Only the pictures are omitted; repeat all other data exactly.

Some records:
★ ★ ★ ★ ★
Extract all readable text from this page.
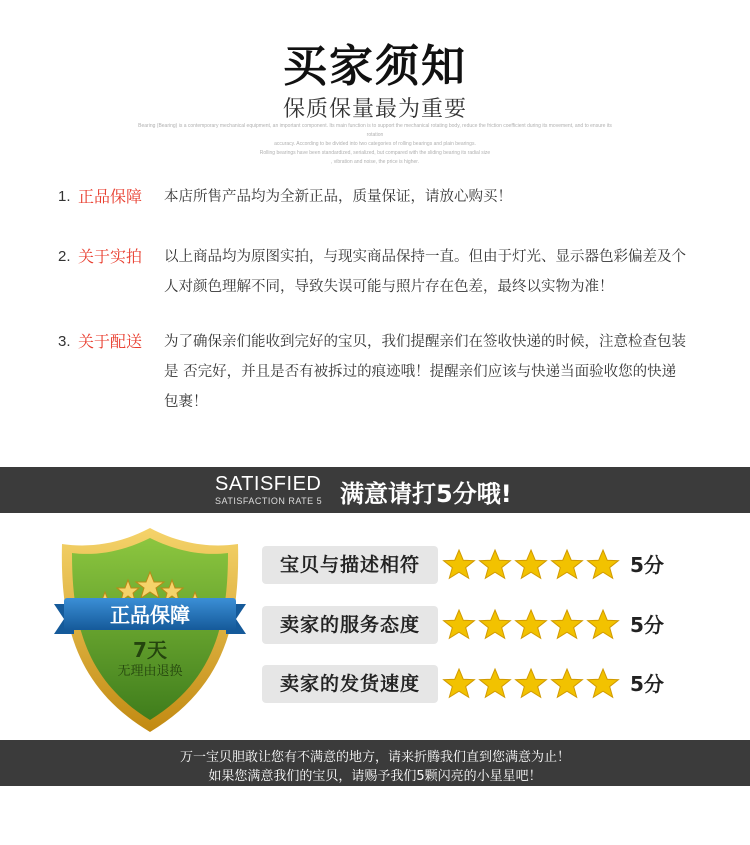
买家须知
保质保量最为重要
Bearing (Bearing) is a contemporary mechanical equipment, an important component. Its main function is to support the mechanical rotating body, reduce the friction coefficient during its movement, and to ensure its rotation
accuracy. According to be divided into two categories of rolling bearings and plain bearings.
Rolling bearings have been standardized, serialized, but compared with the sliding bearing its radial size
, vibration and noise, the price is higher.
1. 正品保障	本店所售产品均为全新正品，质量保证，请放心购买！
2. 关于实拍	以上商品均为原图实拍，与现实商品保持一直。但由于灯光、显示器色彩偏差及个人对颜色理解不同，导致失误可能与照片存在色差，最终以实物为准！
3. 关于配送	为了确保亲们能收到完好的宝贝，我们提醒亲们在签收快递的时候，注意检查包装是 否完好，并且是否有被拆过的痕迹哦！提醒亲们应该与快递当面验收您的快递包裹！
SATISFIED
SATISFACTION RATE 5 满意请打5分哦!
正品保障
7天
无理由退换
宝贝与描述相符	5分
卖家的服务态度	5分
卖家的发货速度	5分
万一宝贝胆敢让您有不满意的地方，请来折腾我们直到您满意为止！
如果您满意我们的宝贝，请赐予我们5颗闪亮的小星星吧！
★ ★ ★ ★ ★
• **OUTPUT OF THE TASK**
Extract all readable text from this page.
买家须知
保质保量最为重要
Bearing (Bearing) is a contemporary mechanical equipment, an important component. Its main function is to support the mechanical rotating body, reduce the friction coefficient during its movement, and to ensure its rotation
accuracy. According to be divided into two categories of rolling bearings and plain bearings.
Rolling bearings have been standardized, serialized, but compared with the sliding bearing its radial size
, vibration and noise, the price is higher.
1. 正品保障	本店所售产品均为全新正品，质量保证，请放心购买！
2. 关于实拍	以上商品均为原图实拍，与现实商品保持一直。但由于灯光、显示器色彩偏差及个人对颜色理解不同，导致失误可能与照片存在色差，最终以实物为准！
3. 关于配送	为了确保亲们能收到完好的宝贝，我们提醒亲们在签收快递的时候，注意检查包装是 否完好，并且是否有被拆过的痕迹哦！提醒亲们应该与快递当面验收您的快递包裹！
SATISFIED
SATISFACTION RATE 5 满意请打5分哦!
正品保障
7天
无理由退换
宝贝与描述相符	5分
卖家的服务态度	5分
卖家的发货速度	5分
万一宝贝胆敢让您有不满意的地方，请来折腾我们直到您满意为止！
如果您满意我们的宝贝，请赐予我们5颗闪亮的小星星吧！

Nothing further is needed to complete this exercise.